GOAL: The entries that follow should be written out exactly.

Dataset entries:
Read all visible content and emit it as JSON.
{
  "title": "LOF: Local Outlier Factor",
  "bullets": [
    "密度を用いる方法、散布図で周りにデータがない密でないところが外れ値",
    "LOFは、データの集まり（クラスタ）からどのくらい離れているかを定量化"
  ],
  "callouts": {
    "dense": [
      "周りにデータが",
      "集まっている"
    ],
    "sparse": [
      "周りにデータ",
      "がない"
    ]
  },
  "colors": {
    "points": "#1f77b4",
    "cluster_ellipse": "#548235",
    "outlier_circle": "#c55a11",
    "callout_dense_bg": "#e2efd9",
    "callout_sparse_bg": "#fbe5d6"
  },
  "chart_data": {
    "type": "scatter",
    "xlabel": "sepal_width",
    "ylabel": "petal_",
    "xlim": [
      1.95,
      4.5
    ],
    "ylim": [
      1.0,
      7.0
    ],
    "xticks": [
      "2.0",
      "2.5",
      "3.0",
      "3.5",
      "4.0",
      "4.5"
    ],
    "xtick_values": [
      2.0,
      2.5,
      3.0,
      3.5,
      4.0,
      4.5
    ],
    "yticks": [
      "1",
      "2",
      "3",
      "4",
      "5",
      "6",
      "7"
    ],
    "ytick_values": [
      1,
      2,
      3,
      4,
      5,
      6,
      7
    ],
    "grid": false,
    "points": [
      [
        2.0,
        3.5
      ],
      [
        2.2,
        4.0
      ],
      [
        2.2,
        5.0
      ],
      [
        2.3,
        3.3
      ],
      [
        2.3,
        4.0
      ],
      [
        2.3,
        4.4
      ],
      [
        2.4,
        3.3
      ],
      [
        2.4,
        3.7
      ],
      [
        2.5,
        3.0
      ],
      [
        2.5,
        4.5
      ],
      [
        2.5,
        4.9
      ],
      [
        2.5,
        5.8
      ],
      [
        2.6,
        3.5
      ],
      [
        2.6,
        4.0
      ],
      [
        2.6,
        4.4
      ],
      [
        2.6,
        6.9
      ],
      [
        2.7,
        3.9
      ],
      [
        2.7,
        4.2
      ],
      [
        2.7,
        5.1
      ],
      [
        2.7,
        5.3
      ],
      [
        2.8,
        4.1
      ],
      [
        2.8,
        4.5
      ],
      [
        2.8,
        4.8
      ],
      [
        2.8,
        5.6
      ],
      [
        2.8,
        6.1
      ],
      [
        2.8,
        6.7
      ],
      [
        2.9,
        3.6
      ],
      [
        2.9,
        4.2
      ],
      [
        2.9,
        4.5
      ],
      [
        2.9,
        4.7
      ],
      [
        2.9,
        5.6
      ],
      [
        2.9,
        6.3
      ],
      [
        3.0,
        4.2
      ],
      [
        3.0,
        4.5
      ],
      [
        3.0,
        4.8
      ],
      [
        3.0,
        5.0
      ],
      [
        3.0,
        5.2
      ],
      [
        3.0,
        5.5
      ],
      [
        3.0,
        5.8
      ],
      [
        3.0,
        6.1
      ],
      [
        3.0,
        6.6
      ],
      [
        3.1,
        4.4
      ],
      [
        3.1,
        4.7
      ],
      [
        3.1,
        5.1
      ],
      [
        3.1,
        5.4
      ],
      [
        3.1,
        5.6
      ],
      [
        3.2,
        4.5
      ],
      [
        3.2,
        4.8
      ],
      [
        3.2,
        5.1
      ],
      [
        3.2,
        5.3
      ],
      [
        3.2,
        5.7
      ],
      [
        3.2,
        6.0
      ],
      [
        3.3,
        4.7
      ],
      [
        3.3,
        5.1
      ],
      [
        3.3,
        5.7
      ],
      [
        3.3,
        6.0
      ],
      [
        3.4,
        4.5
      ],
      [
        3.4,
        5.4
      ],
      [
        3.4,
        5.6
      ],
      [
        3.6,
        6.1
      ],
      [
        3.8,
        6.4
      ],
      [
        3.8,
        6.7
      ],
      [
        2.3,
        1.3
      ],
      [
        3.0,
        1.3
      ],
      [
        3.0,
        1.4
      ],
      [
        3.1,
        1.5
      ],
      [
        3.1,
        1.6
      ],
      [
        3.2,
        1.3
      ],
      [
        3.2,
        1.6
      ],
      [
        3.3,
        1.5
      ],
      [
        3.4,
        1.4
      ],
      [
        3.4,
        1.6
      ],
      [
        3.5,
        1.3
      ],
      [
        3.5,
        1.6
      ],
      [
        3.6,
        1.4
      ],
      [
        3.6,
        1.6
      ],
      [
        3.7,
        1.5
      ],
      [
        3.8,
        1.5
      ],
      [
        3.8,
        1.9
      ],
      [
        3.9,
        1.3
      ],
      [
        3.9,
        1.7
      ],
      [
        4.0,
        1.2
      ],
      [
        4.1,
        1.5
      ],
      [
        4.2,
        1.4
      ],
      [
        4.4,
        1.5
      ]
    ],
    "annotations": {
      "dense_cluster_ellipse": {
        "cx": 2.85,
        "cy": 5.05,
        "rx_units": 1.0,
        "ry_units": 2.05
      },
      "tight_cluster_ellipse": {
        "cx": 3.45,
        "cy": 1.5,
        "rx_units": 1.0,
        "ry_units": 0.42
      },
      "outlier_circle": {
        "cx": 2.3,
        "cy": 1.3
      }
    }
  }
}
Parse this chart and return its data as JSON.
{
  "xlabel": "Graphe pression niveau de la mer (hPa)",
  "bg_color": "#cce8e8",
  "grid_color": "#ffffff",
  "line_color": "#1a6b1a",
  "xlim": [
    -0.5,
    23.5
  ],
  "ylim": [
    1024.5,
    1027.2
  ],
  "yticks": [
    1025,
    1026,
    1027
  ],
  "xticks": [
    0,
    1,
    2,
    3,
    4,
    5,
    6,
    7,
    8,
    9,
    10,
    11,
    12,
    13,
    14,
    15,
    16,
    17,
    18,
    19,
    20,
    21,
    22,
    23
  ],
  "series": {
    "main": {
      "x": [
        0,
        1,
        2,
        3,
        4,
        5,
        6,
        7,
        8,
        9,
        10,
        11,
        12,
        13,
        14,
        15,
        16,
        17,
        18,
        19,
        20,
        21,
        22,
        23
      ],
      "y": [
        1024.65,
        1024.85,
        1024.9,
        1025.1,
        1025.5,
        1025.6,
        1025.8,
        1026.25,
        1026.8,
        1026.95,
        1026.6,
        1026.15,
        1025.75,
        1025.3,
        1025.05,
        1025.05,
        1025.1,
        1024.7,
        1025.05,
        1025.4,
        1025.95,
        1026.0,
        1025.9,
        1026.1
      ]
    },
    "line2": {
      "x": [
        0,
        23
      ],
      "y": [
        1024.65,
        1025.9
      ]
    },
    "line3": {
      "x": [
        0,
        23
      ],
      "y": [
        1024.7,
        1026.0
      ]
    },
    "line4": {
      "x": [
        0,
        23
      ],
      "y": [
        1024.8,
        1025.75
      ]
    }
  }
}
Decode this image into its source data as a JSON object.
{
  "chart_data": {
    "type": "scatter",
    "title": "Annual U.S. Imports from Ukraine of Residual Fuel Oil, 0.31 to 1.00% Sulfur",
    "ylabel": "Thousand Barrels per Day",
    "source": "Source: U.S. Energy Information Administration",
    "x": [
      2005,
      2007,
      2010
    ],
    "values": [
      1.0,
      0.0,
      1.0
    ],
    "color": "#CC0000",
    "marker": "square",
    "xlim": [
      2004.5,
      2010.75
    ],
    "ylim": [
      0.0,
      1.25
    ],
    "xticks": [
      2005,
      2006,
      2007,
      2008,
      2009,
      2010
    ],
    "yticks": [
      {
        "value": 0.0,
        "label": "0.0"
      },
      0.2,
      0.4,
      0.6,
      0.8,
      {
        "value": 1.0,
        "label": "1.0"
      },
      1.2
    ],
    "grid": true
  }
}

ANSWER TO THIS PROBLEM:
Read all visible content and emit it as JSON.
{
  "title": "LOF: Local Outlier Factor",
  "bullets": [
    "密度を用いる方法、散布図で周りにデータがない密でないところが外れ値",
    "LOFは、データの集まり（クラスタ）からどのくらい離れているかを定量化"
  ],
  "callouts": {
    "dense": [
      "周りにデータが",
      "集まっている"
    ],
    "sparse": [
      "周りにデータ",
      "がない"
    ]
  },
  "colors": {
    "points": "#1f77b4",
    "cluster_ellipse": "#548235",
    "outlier_circle": "#c55a11",
    "callout_dense_bg": "#e2efd9",
    "callout_sparse_bg": "#fbe5d6"
  },
  "chart_data": {
    "type": "scatter",
    "xlabel": "sepal_width",
    "ylabel": "petal_",
    "xlim": [
      1.95,
      4.5
    ],
    "ylim": [
      1.0,
      7.0
    ],
    "xticks": [
      "2.0",
      "2.5",
      "3.0",
      "3.5",
      "4.0",
      "4.5"
    ],
    "xtick_values": [
      2.0,
      2.5,
      3.0,
      3.5,
      4.0,
      4.5
    ],
    "yticks": [
      "1",
      "2",
      "3",
      "4",
      "5",
      "6",
      "7"
    ],
    "ytick_values": [
      1,
      2,
      3,
      4,
      5,
      6,
      7
    ],
    "grid": false,
    "points": [
      [
        2.0,
        3.5
      ],
      [
        2.2,
        4.0
      ],
      [
        2.2,
        5.0
      ],
      [
        2.3,
        3.3
      ],
      [
        2.3,
        4.0
      ],
      [
        2.3,
        4.4
      ],
      [
        2.4,
        3.3
      ],
      [
        2.4,
        3.7
      ],
      [
        2.5,
        3.0
      ],
      [
        2.5,
        4.5
      ],
      [
        2.5,
        4.9
      ],
      [
        2.5,
        5.8
      ],
      [
        2.6,
        3.5
      ],
      [
        2.6,
        4.0
      ],
      [
        2.6,
        4.4
      ],
      [
        2.6,
        6.9
      ],
      [
        2.7,
        3.9
      ],
      [
        2.7,
        4.2
      ],
      [
        2.7,
        5.1
      ],
      [
        2.7,
        5.3
      ],
      [
        2.8,
        4.1
      ],
      [
        2.8,
        4.5
      ],
      [
        2.8,
        4.8
      ],
      [
        2.8,
        5.6
      ],
      [
        2.8,
        6.1
      ],
      [
        2.8,
        6.7
      ],
      [
        2.9,
        3.6
      ],
      [
        2.9,
        4.2
      ],
      [
        2.9,
        4.5
      ],
      [
        2.9,
        4.7
      ],
      [
        2.9,
        5.6
      ],
      [
        2.9,
        6.3
      ],
      [
        3.0,
        4.2
      ],
      [
        3.0,
        4.5
      ],
      [
        3.0,
        4.8
      ],
      [
        3.0,
        5.0
      ],
      [
        3.0,
        5.2
      ],
      [
        3.0,
        5.5
      ],
      [
        3.0,
        5.8
      ],
      [
        3.0,
        6.1
      ],
      [
        3.0,
        6.6
      ],
      [
        3.1,
        4.4
      ],
      [
        3.1,
        4.7
      ],
      [
        3.1,
        5.1
      ],
      [
        3.1,
        5.4
      ],
      [
        3.1,
        5.6
      ],
      [
        3.2,
        4.5
      ],
      [
        3.2,
        4.8
      ],
      [
        3.2,
        5.1
      ],
      [
        3.2,
        5.3
      ],
      [
        3.2,
        5.7
      ],
      [
        3.2,
        6.0
      ],
      [
        3.3,
        4.7
      ],
      [
        3.3,
        5.1
      ],
      [
        3.3,
        5.7
      ],
      [
        3.3,
        6.0
      ],
      [
        3.4,
        4.5
      ],
      [
        3.4,
        5.4
      ],
      [
        3.4,
        5.6
      ],
      [
        3.6,
        6.1
      ],
      [
        3.8,
        6.4
      ],
      [
        3.8,
        6.7
      ],
      [
        2.3,
        1.3
      ],
      [
        3.0,
        1.3
      ],
      [
        3.0,
        1.4
      ],
      [
        3.1,
        1.5
      ],
      [
        3.1,
        1.6
      ],
      [
        3.2,
        1.3
      ],
      [
        3.2,
        1.6
      ],
      [
        3.3,
        1.5
      ],
      [
        3.4,
        1.4
      ],
      [
        3.4,
        1.6
      ],
      [
        3.5,
        1.3
      ],
      [
        3.5,
        1.6
      ],
      [
        3.6,
        1.4
      ],
      [
        3.6,
        1.6
      ],
      [
        3.7,
        1.5
      ],
      [
        3.8,
        1.5
      ],
      [
        3.8,
        1.9
      ],
      [
        3.9,
        1.3
      ],
      [
        3.9,
        1.7
      ],
      [
        4.0,
        1.2
      ],
      [
        4.1,
        1.5
      ],
      [
        4.2,
        1.4
      ],
      [
        4.4,
        1.5
      ]
    ],
    "annotations": {
      "dense_cluster_ellipse": {
        "cx": 2.85,
        "cy": 5.05,
        "rx_units": 1.0,
        "ry_units": 2.05
      },
      "tight_cluster_ellipse": {
        "cx": 3.45,
        "cy": 1.5,
        "rx_units": 1.0,
        "ry_units": 0.42
      },
      "outlier_circle": {
        "cx": 2.3,
        "cy": 1.3
      }
    }
  }
}
Parse this chart and return its data as JSON.
{
  "xlabel": "Graphe pression niveau de la mer (hPa)",
  "bg_color": "#cce8e8",
  "grid_color": "#ffffff",
  "line_color": "#1a6b1a",
  "xlim": [
    -0.5,
    23.5
  ],
  "ylim": [
    1024.5,
    1027.2
  ],
  "yticks": [
    1025,
    1026,
    1027
  ],
  "xticks": [
    0,
    1,
    2,
    3,
    4,
    5,
    6,
    7,
    8,
    9,
    10,
    11,
    12,
    13,
    14,
    15,
    16,
    17,
    18,
    19,
    20,
    21,
    22,
    23
  ],
  "series": {
    "main": {
      "x": [
        0,
        1,
        2,
        3,
        4,
        5,
        6,
        7,
        8,
        9,
        10,
        11,
        12,
        13,
        14,
        15,
        16,
        17,
        18,
        19,
        20,
        21,
        22,
        23
      ],
      "y": [
        1024.65,
        1024.85,
        1024.9,
        1025.1,
        1025.5,
        1025.6,
        1025.8,
        1026.25,
        1026.8,
        1026.95,
        1026.6,
        1026.15,
        1025.75,
        1025.3,
        1025.05,
        1025.05,
        1025.1,
        1024.7,
        1025.05,
        1025.4,
        1025.95,
        1026.0,
        1025.9,
        1026.1
      ]
    },
    "line2": {
      "x": [
        0,
        23
      ],
      "y": [
        1024.65,
        1025.9
      ]
    },
    "line3": {
      "x": [
        0,
        23
      ],
      "y": [
        1024.7,
        1026.0
      ]
    },
    "line4": {
      "x": [
        0,
        23
      ],
      "y": [
        1024.8,
        1025.75
      ]
    }
  }
}
Decode this image into its source data as a JSON object.
{
  "chart_data": {
    "type": "scatter",
    "title": "Annual U.S. Imports from Ukraine of Residual Fuel Oil, 0.31 to 1.00% Sulfur",
    "ylabel": "Thousand Barrels per Day",
    "source": "Source: U.S. Energy Information Administration",
    "x": [
      2005,
      2007,
      2010
    ],
    "values": [
      1.0,
      0.0,
      1.0
    ],
    "color": "#CC0000",
    "marker": "square",
    "xlim": [
      2004.5,
      2010.75
    ],
    "ylim": [
      0.0,
      1.25
    ],
    "xticks": [
      2005,
      2006,
      2007,
      2008,
      2009,
      2010
    ],
    "yticks": [
      {
        "value": 0.0,
        "label": "0.0"
      },
      0.2,
      0.4,
      0.6,
      0.8,
      {
        "value": 1.0,
        "label": "1.0"
      },
      1.2
    ],
    "grid": true
  }
}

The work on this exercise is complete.